Set down the material once more, exactly as it appears.
** Start of Records for this exercise **
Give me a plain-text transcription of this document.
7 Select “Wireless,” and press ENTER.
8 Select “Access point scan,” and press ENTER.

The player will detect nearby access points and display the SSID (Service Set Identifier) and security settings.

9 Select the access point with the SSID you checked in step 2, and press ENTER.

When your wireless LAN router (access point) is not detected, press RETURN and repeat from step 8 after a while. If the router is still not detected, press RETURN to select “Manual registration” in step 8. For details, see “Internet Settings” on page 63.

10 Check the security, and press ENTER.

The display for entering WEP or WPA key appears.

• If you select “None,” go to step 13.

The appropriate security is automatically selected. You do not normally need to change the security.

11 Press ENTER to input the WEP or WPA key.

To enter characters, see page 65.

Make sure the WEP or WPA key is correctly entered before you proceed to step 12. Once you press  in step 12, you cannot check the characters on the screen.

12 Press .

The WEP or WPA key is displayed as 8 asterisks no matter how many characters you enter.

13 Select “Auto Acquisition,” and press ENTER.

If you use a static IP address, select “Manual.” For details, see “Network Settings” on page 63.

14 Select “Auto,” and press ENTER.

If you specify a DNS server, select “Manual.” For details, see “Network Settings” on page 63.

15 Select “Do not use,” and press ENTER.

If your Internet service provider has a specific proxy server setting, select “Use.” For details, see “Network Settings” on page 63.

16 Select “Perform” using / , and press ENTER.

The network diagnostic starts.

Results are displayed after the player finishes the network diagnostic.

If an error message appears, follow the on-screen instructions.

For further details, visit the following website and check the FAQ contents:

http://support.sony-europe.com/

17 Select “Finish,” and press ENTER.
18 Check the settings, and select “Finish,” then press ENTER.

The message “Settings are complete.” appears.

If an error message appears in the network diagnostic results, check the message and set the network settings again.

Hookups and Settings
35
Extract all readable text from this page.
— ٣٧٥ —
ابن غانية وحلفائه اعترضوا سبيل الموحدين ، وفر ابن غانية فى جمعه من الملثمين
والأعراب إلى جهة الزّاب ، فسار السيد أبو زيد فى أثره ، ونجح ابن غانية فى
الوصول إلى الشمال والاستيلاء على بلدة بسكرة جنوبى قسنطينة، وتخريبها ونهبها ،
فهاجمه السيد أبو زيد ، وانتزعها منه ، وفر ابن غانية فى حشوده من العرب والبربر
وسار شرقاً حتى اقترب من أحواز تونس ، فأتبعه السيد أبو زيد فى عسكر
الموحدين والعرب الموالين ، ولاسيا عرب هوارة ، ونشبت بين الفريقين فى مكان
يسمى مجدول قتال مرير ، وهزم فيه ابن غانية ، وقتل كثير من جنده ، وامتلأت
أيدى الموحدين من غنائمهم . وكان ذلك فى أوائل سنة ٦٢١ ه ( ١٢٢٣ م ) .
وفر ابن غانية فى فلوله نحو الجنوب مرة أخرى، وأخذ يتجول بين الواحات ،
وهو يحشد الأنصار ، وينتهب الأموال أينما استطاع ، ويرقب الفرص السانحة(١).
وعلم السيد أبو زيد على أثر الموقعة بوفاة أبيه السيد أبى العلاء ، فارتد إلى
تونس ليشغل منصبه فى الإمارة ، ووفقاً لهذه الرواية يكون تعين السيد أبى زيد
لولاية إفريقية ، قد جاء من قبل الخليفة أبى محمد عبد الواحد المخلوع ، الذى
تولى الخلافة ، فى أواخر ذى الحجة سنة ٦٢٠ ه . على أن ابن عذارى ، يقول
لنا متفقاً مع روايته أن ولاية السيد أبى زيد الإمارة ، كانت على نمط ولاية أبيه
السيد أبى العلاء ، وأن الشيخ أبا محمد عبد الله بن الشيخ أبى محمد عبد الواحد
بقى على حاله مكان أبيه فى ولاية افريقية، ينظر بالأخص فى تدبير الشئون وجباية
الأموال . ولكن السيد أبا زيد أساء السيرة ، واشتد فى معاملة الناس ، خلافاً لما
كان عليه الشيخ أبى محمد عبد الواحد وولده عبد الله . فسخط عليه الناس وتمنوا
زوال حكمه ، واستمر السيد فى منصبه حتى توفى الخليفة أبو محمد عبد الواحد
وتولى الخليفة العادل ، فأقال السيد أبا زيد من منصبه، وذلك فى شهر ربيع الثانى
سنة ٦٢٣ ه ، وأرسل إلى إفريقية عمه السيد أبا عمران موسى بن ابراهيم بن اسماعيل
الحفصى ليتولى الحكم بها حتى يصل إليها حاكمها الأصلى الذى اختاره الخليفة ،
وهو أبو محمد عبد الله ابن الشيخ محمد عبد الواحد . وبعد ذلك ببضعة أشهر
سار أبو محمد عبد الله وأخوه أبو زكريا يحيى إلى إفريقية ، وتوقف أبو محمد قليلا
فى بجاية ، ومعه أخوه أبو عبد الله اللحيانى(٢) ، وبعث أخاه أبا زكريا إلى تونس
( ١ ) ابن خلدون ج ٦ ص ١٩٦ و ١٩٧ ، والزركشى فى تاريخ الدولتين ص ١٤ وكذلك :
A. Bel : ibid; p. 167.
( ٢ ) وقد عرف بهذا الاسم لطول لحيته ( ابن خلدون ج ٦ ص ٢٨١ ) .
** End of Records for this exercise **
> _Response_:
Give me a plain-text transcription of this document.
7 Select “Wireless,” and press ENTER.
8 Select “Access point scan,” and press ENTER.

The player will detect nearby access points and display the SSID (Service Set Identifier) and security settings.

9 Select the access point with the SSID you checked in step 2, and press ENTER.

When your wireless LAN router (access point) is not detected, press RETURN and repeat from step 8 after a while. If the router is still not detected, press RETURN to select “Manual registration” in step 8. For details, see “Internet Settings” on page 63.

10 Check the security, and press ENTER.

The display for entering WEP or WPA key appears.

• If you select “None,” go to step 13.

The appropriate security is automatically selected. You do not normally need to change the security.

11 Press ENTER to input the WEP or WPA key.

To enter characters, see page 65.

Make sure the WEP or WPA key is correctly entered before you proceed to step 12. Once you press  in step 12, you cannot check the characters on the screen.

12 Press .

The WEP or WPA key is displayed as 8 asterisks no matter how many characters you enter.

13 Select “Auto Acquisition,” and press ENTER.

If you use a static IP address, select “Manual.” For details, see “Network Settings” on page 63.

14 Select “Auto,” and press ENTER.

If you specify a DNS server, select “Manual.” For details, see “Network Settings” on page 63.

15 Select “Do not use,” and press ENTER.

If your Internet service provider has a specific proxy server setting, select “Use.” For details, see “Network Settings” on page 63.

16 Select “Perform” using / , and press ENTER.

The network diagnostic starts.

Results are displayed after the player finishes the network diagnostic.

If an error message appears, follow the on-screen instructions.

For further details, visit the following website and check the FAQ contents:

http://support.sony-europe.com/

17 Select “Finish,” and press ENTER.
18 Check the settings, and select “Finish,” then press ENTER.

The message “Settings are complete.” appears.

If an error message appears in the network diagnostic results, check the message and set the network settings again.

Hookups and Settings
35
Extract all readable text from this page.
— ٣٧٥ —
ابن غانية وحلفائه اعترضوا سبيل الموحدين ، وفر ابن غانية فى جمعه من الملثمين
والأعراب إلى جهة الزّاب ، فسار السيد أبو زيد فى أثره ، ونجح ابن غانية فى
الوصول إلى الشمال والاستيلاء على بلدة بسكرة جنوبى قسنطينة، وتخريبها ونهبها ،
فهاجمه السيد أبو زيد ، وانتزعها منه ، وفر ابن غانية فى حشوده من العرب والبربر
وسار شرقاً حتى اقترب من أحواز تونس ، فأتبعه السيد أبو زيد فى عسكر
الموحدين والعرب الموالين ، ولاسيا عرب هوارة ، ونشبت بين الفريقين فى مكان
يسمى مجدول قتال مرير ، وهزم فيه ابن غانية ، وقتل كثير من جنده ، وامتلأت
أيدى الموحدين من غنائمهم . وكان ذلك فى أوائل سنة ٦٢١ ه ( ١٢٢٣ م ) .
وفر ابن غانية فى فلوله نحو الجنوب مرة أخرى، وأخذ يتجول بين الواحات ،
وهو يحشد الأنصار ، وينتهب الأموال أينما استطاع ، ويرقب الفرص السانحة(١).
وعلم السيد أبو زيد على أثر الموقعة بوفاة أبيه السيد أبى العلاء ، فارتد إلى
تونس ليشغل منصبه فى الإمارة ، ووفقاً لهذه الرواية يكون تعين السيد أبى زيد
لولاية إفريقية ، قد جاء من قبل الخليفة أبى محمد عبد الواحد المخلوع ، الذى
تولى الخلافة ، فى أواخر ذى الحجة سنة ٦٢٠ ه . على أن ابن عذارى ، يقول
لنا متفقاً مع روايته أن ولاية السيد أبى زيد الإمارة ، كانت على نمط ولاية أبيه
السيد أبى العلاء ، وأن الشيخ أبا محمد عبد الله بن الشيخ أبى محمد عبد الواحد
بقى على حاله مكان أبيه فى ولاية افريقية، ينظر بالأخص فى تدبير الشئون وجباية
الأموال . ولكن السيد أبا زيد أساء السيرة ، واشتد فى معاملة الناس ، خلافاً لما
كان عليه الشيخ أبى محمد عبد الواحد وولده عبد الله . فسخط عليه الناس وتمنوا
زوال حكمه ، واستمر السيد فى منصبه حتى توفى الخليفة أبو محمد عبد الواحد
وتولى الخليفة العادل ، فأقال السيد أبا زيد من منصبه، وذلك فى شهر ربيع الثانى
سنة ٦٢٣ ه ، وأرسل إلى إفريقية عمه السيد أبا عمران موسى بن ابراهيم بن اسماعيل
الحفصى ليتولى الحكم بها حتى يصل إليها حاكمها الأصلى الذى اختاره الخليفة ،
وهو أبو محمد عبد الله ابن الشيخ محمد عبد الواحد . وبعد ذلك ببضعة أشهر
سار أبو محمد عبد الله وأخوه أبو زكريا يحيى إلى إفريقية ، وتوقف أبو محمد قليلا
فى بجاية ، ومعه أخوه أبو عبد الله اللحيانى(٢) ، وبعث أخاه أبا زكريا إلى تونس
( ١ ) ابن خلدون ج ٦ ص ١٩٦ و ١٩٧ ، والزركشى فى تاريخ الدولتين ص ١٤ وكذلك :
A. Bel : ibid; p. 167.
( ٢ ) وقد عرف بهذا الاسم لطول لحيته ( ابن خلدون ج ٦ ص ٢٨١ ) .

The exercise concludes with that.